- _Records for processing_:
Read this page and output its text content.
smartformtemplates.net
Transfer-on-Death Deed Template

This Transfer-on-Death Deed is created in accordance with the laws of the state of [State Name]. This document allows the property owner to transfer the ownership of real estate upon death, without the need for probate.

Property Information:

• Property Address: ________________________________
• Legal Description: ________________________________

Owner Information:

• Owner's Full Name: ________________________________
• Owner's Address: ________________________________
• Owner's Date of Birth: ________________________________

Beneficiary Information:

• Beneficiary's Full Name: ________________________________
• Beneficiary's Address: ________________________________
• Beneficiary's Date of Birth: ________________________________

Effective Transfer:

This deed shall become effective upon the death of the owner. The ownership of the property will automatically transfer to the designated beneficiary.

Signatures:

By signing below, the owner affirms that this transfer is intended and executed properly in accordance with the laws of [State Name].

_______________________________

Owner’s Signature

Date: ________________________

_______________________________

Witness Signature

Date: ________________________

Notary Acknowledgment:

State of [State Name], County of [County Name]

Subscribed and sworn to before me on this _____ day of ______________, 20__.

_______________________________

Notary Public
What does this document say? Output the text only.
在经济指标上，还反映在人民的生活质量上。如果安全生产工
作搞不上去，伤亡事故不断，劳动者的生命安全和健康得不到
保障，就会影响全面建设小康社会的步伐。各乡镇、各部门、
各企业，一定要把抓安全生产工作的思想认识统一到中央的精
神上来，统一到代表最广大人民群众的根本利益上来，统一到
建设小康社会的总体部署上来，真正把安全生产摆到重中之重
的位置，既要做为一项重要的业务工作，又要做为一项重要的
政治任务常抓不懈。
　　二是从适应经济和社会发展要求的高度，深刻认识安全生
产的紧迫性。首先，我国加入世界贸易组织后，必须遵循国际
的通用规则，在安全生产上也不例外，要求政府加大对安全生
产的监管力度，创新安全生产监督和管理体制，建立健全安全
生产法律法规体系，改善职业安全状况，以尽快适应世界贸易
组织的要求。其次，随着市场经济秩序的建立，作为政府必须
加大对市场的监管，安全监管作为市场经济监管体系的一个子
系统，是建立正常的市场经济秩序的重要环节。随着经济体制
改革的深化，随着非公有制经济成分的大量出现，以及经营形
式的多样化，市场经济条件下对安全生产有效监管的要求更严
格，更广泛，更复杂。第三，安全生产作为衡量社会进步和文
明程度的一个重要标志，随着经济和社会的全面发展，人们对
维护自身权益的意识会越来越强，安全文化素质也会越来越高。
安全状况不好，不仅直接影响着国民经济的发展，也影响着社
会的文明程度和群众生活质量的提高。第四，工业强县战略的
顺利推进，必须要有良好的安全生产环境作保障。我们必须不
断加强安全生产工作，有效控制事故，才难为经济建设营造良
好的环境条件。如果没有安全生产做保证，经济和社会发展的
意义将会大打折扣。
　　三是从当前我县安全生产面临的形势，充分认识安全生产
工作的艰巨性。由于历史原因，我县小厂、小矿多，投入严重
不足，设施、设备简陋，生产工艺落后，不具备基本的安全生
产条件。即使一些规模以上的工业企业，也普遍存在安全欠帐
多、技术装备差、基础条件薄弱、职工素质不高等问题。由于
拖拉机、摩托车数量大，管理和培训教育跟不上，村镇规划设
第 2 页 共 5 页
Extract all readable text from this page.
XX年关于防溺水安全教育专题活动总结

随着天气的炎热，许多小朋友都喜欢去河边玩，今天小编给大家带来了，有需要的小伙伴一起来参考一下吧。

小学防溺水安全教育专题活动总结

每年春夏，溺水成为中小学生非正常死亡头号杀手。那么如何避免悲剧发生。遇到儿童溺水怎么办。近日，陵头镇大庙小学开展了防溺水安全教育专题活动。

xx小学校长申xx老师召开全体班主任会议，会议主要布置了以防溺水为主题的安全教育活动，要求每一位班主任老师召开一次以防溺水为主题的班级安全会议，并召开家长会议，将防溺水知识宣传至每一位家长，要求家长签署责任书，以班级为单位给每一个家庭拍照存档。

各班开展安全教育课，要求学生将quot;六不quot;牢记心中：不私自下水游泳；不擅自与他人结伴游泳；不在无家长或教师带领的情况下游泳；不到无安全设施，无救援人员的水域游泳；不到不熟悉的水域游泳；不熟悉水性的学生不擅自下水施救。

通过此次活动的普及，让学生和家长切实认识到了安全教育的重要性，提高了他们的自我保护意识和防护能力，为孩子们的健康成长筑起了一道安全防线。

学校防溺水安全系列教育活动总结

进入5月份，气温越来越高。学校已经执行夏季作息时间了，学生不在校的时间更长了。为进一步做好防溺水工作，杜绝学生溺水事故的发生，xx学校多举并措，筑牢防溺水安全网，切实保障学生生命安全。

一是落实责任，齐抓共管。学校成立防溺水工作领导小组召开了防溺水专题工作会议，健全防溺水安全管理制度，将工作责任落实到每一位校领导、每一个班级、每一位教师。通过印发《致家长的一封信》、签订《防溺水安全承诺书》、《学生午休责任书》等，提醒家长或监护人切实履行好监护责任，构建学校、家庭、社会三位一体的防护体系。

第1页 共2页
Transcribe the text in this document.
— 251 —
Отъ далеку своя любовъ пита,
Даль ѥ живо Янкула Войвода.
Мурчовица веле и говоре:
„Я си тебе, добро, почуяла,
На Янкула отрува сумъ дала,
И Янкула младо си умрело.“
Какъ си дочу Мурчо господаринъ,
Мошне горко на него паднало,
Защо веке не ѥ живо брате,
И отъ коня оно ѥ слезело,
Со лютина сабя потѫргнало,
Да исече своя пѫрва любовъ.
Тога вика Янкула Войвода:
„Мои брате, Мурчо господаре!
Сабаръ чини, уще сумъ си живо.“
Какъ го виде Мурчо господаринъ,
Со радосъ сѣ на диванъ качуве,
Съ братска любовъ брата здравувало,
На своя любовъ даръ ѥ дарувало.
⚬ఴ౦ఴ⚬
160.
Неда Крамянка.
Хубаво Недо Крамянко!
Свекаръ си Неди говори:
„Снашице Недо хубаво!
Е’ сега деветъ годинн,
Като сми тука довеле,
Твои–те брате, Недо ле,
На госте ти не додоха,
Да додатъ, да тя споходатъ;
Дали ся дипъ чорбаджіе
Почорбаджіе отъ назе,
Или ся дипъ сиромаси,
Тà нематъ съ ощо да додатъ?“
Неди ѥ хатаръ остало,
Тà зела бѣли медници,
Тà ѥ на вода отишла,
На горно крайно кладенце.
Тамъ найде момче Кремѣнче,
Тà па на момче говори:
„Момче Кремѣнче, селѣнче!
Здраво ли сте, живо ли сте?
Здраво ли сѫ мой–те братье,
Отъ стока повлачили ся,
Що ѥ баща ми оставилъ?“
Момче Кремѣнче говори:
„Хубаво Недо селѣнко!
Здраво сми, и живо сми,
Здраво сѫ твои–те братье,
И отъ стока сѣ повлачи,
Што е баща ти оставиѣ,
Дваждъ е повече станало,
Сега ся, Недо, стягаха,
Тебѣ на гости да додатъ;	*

- _Task instructions_: Print all the data exactly.

- _Solution_:
Read this page and output its text content.
smartformtemplates.net
Transfer-on-Death Deed Template

This Transfer-on-Death Deed is created in accordance with the laws of the state of [State Name]. This document allows the property owner to transfer the ownership of real estate upon death, without the need for probate.

Property Information:

• Property Address: ________________________________
• Legal Description: ________________________________

Owner Information:

• Owner's Full Name: ________________________________
• Owner's Address: ________________________________
• Owner's Date of Birth: ________________________________

Beneficiary Information:

• Beneficiary's Full Name: ________________________________
• Beneficiary's Address: ________________________________
• Beneficiary's Date of Birth: ________________________________

Effective Transfer:

This deed shall become effective upon the death of the owner. The ownership of the property will automatically transfer to the designated beneficiary.

Signatures:

By signing below, the owner affirms that this transfer is intended and executed properly in accordance with the laws of [State Name].

_______________________________

Owner’s Signature

Date: ________________________

_______________________________

Witness Signature

Date: ________________________

Notary Acknowledgment:

State of [State Name], County of [County Name]

Subscribed and sworn to before me on this _____ day of ______________, 20__.

_______________________________

Notary Public
What does this document say? Output the text only.
在经济指标上，还反映在人民的生活质量上。如果安全生产工
作搞不上去，伤亡事故不断，劳动者的生命安全和健康得不到
保障，就会影响全面建设小康社会的步伐。各乡镇、各部门、
各企业，一定要把抓安全生产工作的思想认识统一到中央的精
神上来，统一到代表最广大人民群众的根本利益上来，统一到
建设小康社会的总体部署上来，真正把安全生产摆到重中之重
的位置，既要做为一项重要的业务工作，又要做为一项重要的
政治任务常抓不懈。
　　二是从适应经济和社会发展要求的高度，深刻认识安全生
产的紧迫性。首先，我国加入世界贸易组织后，必须遵循国际
的通用规则，在安全生产上也不例外，要求政府加大对安全生
产的监管力度，创新安全生产监督和管理体制，建立健全安全
生产法律法规体系，改善职业安全状况，以尽快适应世界贸易
组织的要求。其次，随着市场经济秩序的建立，作为政府必须
加大对市场的监管，安全监管作为市场经济监管体系的一个子
系统，是建立正常的市场经济秩序的重要环节。随着经济体制
改革的深化，随着非公有制经济成分的大量出现，以及经营形
式的多样化，市场经济条件下对安全生产有效监管的要求更严
格，更广泛，更复杂。第三，安全生产作为衡量社会进步和文
明程度的一个重要标志，随着经济和社会的全面发展，人们对
维护自身权益的意识会越来越强，安全文化素质也会越来越高。
安全状况不好，不仅直接影响着国民经济的发展，也影响着社
会的文明程度和群众生活质量的提高。第四，工业强县战略的
顺利推进，必须要有良好的安全生产环境作保障。我们必须不
断加强安全生产工作，有效控制事故，才难为经济建设营造良
好的环境条件。如果没有安全生产做保证，经济和社会发展的
意义将会大打折扣。
　　三是从当前我县安全生产面临的形势，充分认识安全生产
工作的艰巨性。由于历史原因，我县小厂、小矿多，投入严重
不足，设施、设备简陋，生产工艺落后，不具备基本的安全生
产条件。即使一些规模以上的工业企业，也普遍存在安全欠帐
多、技术装备差、基础条件薄弱、职工素质不高等问题。由于
拖拉机、摩托车数量大，管理和培训教育跟不上，村镇规划设
第 2 页 共 5 页
Extract all readable text from this page.
XX年关于防溺水安全教育专题活动总结

随着天气的炎热，许多小朋友都喜欢去河边玩，今天小编给大家带来了，有需要的小伙伴一起来参考一下吧。

小学防溺水安全教育专题活动总结

每年春夏，溺水成为中小学生非正常死亡头号杀手。那么如何避免悲剧发生。遇到儿童溺水怎么办。近日，陵头镇大庙小学开展了防溺水安全教育专题活动。

xx小学校长申xx老师召开全体班主任会议，会议主要布置了以防溺水为主题的安全教育活动，要求每一位班主任老师召开一次以防溺水为主题的班级安全会议，并召开家长会议，将防溺水知识宣传至每一位家长，要求家长签署责任书，以班级为单位给每一个家庭拍照存档。

各班开展安全教育课，要求学生将quot;六不quot;牢记心中：不私自下水游泳；不擅自与他人结伴游泳；不在无家长或教师带领的情况下游泳；不到无安全设施，无救援人员的水域游泳；不到不熟悉的水域游泳；不熟悉水性的学生不擅自下水施救。

通过此次活动的普及，让学生和家长切实认识到了安全教育的重要性，提高了他们的自我保护意识和防护能力，为孩子们的健康成长筑起了一道安全防线。

学校防溺水安全系列教育活动总结

进入5月份，气温越来越高。学校已经执行夏季作息时间了，学生不在校的时间更长了。为进一步做好防溺水工作，杜绝学生溺水事故的发生，xx学校多举并措，筑牢防溺水安全网，切实保障学生生命安全。

一是落实责任，齐抓共管。学校成立防溺水工作领导小组召开了防溺水专题工作会议，健全防溺水安全管理制度，将工作责任落实到每一位校领导、每一个班级、每一位教师。通过印发《致家长的一封信》、签订《防溺水安全承诺书》、《学生午休责任书》等，提醒家长或监护人切实履行好监护责任，构建学校、家庭、社会三位一体的防护体系。

第1页 共2页
Transcribe the text in this document.
— 251 —
Отъ далеку своя любовъ пита,
Даль ѥ живо Янкула Войвода.
Мурчовица веле и говоре:
„Я си тебе, добро, почуяла,
На Янкула отрува сумъ дала,
И Янкула младо си умрело.“
Какъ си дочу Мурчо господаринъ,
Мошне горко на него паднало,
Защо веке не ѥ живо брате,
И отъ коня оно ѥ слезело,
Со лютина сабя потѫргнало,
Да исече своя пѫрва любовъ.
Тога вика Янкула Войвода:
„Мои брате, Мурчо господаре!
Сабаръ чини, уще сумъ си живо.“
Какъ го виде Мурчо господаринъ,
Со радосъ сѣ на диванъ качуве,
Съ братска любовъ брата здравувало,
На своя любовъ даръ ѥ дарувало.
⚬ఴ౦ఴ⚬
160.
Неда Крамянка.
Хубаво Недо Крамянко!
Свекаръ си Неди говори:
„Снашице Недо хубаво!
Е’ сега деветъ годинн,
Като сми тука довеле,
Твои–те брате, Недо ле,
На госте ти не додоха,
Да додатъ, да тя споходатъ;
Дали ся дипъ чорбаджіе
Почорбаджіе отъ назе,
Или ся дипъ сиромаси,
Тà нематъ съ ощо да додатъ?“
Неди ѥ хатаръ остало,
Тà зела бѣли медници,
Тà ѥ на вода отишла,
На горно крайно кладенце.
Тамъ найде момче Кремѣнче,
Тà па на момче говори:
„Момче Кремѣнче, селѣнче!
Здраво ли сте, живо ли сте?
Здраво ли сѫ мой–те братье,
Отъ стока повлачили ся,
Що ѥ баща ми оставилъ?“
Момче Кремѣнче говори:
„Хубаво Недо селѣнко!
Здраво сми, и живо сми,
Здраво сѫ твои–те братье,
И отъ стока сѣ повлачи,
Што е баща ти оставиѣ,
Дваждъ е повече станало,
Сега ся, Недо, стягаха,
Тебѣ на гости да додатъ;	*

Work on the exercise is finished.